Pull every line of the entries that has the word "Vientos".

[Records provided]
________________________________________

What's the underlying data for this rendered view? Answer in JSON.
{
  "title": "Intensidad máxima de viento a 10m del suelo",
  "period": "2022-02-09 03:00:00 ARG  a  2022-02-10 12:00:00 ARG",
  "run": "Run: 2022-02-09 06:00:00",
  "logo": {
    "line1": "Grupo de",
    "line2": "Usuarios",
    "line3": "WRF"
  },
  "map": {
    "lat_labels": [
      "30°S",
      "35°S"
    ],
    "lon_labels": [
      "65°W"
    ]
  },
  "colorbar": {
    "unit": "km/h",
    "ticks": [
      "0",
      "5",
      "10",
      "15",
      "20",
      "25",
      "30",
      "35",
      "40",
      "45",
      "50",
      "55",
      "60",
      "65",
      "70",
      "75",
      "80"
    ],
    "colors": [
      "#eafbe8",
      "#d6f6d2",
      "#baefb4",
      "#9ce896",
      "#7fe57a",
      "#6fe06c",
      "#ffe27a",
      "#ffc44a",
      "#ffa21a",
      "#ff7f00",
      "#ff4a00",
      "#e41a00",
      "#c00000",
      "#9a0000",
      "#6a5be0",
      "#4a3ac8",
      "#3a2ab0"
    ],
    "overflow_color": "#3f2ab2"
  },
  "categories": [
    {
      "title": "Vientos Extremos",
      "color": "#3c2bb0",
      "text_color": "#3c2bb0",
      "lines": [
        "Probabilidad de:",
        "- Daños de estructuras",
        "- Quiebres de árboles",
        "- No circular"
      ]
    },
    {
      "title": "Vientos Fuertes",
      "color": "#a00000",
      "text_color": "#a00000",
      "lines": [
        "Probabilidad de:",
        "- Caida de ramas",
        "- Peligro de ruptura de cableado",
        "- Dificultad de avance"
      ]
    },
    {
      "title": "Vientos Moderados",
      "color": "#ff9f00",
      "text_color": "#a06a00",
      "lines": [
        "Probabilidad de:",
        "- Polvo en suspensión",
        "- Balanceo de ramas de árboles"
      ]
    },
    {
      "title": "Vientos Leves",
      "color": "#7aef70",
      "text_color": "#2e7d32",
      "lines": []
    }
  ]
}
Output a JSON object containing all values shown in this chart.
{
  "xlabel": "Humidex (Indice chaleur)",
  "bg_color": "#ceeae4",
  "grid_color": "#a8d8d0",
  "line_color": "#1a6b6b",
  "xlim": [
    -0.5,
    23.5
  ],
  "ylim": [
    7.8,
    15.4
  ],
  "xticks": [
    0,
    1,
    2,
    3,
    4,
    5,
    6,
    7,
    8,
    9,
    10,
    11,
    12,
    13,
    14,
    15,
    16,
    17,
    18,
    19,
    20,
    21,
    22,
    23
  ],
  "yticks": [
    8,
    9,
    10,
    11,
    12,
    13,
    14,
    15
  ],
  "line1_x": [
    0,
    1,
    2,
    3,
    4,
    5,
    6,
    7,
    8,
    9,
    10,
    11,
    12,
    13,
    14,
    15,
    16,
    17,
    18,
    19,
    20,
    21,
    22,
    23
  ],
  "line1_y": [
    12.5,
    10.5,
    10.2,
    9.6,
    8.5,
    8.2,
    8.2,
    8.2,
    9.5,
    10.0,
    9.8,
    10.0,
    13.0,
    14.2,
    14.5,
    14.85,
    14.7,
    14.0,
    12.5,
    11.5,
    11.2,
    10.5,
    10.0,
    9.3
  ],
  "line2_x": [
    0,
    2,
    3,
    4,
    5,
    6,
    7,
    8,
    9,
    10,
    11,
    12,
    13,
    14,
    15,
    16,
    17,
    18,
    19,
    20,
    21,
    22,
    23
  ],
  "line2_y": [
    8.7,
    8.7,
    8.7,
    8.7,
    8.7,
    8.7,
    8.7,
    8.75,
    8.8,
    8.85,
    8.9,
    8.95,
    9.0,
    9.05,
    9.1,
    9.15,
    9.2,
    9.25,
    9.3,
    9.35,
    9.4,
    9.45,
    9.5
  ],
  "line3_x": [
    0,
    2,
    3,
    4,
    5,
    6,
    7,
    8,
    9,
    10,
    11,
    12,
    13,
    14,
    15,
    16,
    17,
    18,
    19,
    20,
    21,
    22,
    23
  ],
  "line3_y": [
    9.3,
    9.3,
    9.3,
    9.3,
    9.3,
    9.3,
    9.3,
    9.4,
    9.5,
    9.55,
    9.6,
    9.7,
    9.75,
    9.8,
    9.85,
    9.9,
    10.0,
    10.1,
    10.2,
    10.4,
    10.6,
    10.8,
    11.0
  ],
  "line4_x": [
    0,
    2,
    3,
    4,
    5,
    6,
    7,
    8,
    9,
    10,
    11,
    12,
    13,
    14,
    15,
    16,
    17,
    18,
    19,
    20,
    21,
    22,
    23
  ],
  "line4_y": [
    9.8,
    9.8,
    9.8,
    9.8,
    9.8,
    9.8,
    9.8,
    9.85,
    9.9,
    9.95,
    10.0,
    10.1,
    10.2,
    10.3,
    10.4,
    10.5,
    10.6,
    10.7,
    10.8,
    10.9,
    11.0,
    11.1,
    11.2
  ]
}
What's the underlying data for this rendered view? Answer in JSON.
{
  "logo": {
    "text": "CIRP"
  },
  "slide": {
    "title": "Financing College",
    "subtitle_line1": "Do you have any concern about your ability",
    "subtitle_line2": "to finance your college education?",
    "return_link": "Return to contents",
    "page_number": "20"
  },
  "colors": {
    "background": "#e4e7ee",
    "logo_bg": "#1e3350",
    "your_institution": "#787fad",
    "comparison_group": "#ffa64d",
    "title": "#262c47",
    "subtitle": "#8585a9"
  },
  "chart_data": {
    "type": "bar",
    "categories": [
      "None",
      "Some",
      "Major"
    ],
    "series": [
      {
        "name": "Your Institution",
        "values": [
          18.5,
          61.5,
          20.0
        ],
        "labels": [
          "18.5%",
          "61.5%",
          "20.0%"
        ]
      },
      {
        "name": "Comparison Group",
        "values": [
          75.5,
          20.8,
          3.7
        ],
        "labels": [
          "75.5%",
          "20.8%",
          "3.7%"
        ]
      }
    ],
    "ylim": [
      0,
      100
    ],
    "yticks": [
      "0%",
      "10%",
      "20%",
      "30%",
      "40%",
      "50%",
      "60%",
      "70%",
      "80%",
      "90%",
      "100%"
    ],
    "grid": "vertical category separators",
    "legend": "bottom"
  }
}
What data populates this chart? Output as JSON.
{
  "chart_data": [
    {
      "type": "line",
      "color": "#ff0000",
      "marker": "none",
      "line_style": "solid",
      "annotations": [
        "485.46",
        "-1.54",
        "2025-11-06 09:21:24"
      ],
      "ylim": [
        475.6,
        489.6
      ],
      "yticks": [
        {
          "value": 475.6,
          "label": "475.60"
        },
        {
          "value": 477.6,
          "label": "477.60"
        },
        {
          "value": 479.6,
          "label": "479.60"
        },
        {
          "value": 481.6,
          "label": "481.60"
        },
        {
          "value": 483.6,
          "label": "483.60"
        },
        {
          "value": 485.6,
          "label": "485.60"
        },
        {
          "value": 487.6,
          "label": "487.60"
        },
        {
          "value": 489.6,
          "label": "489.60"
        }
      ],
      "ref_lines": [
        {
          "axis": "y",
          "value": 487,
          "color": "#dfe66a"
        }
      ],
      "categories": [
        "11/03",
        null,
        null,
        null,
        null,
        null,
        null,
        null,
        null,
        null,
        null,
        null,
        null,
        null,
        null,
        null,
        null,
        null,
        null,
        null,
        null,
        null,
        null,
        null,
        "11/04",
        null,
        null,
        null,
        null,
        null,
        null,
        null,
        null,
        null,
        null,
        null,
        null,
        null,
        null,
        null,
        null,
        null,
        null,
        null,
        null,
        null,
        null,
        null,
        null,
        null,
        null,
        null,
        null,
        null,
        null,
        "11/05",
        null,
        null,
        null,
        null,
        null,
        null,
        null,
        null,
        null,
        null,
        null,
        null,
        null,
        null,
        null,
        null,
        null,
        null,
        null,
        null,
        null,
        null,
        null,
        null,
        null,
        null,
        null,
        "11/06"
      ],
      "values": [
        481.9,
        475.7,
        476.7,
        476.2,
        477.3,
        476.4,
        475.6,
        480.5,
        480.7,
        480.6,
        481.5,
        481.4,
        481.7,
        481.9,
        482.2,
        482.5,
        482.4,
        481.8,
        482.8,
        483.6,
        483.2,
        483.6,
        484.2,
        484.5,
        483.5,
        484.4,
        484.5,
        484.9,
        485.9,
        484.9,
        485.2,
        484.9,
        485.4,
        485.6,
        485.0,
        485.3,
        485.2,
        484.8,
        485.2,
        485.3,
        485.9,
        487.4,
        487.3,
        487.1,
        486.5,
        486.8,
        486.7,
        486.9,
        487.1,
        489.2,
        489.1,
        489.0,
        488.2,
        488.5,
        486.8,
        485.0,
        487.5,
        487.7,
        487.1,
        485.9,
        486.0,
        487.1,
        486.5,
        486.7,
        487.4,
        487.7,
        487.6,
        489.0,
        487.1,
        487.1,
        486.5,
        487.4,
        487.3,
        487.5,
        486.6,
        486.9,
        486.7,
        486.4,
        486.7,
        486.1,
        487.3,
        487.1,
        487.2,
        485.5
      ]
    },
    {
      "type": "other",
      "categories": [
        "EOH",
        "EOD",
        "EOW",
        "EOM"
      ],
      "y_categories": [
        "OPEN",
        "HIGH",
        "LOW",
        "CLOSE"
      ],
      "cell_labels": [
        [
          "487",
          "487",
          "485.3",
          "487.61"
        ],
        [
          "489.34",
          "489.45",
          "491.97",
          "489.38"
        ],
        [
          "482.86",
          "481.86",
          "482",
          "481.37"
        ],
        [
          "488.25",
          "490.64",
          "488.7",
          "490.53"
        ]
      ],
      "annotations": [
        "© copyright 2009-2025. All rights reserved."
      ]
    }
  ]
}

________________________________________

[Response to the task]
      "title": "Vientos Extremos",
      "title": "Vientos Fuertes",
      "title": "Vientos Moderados",
      "title": "Vientos Leves",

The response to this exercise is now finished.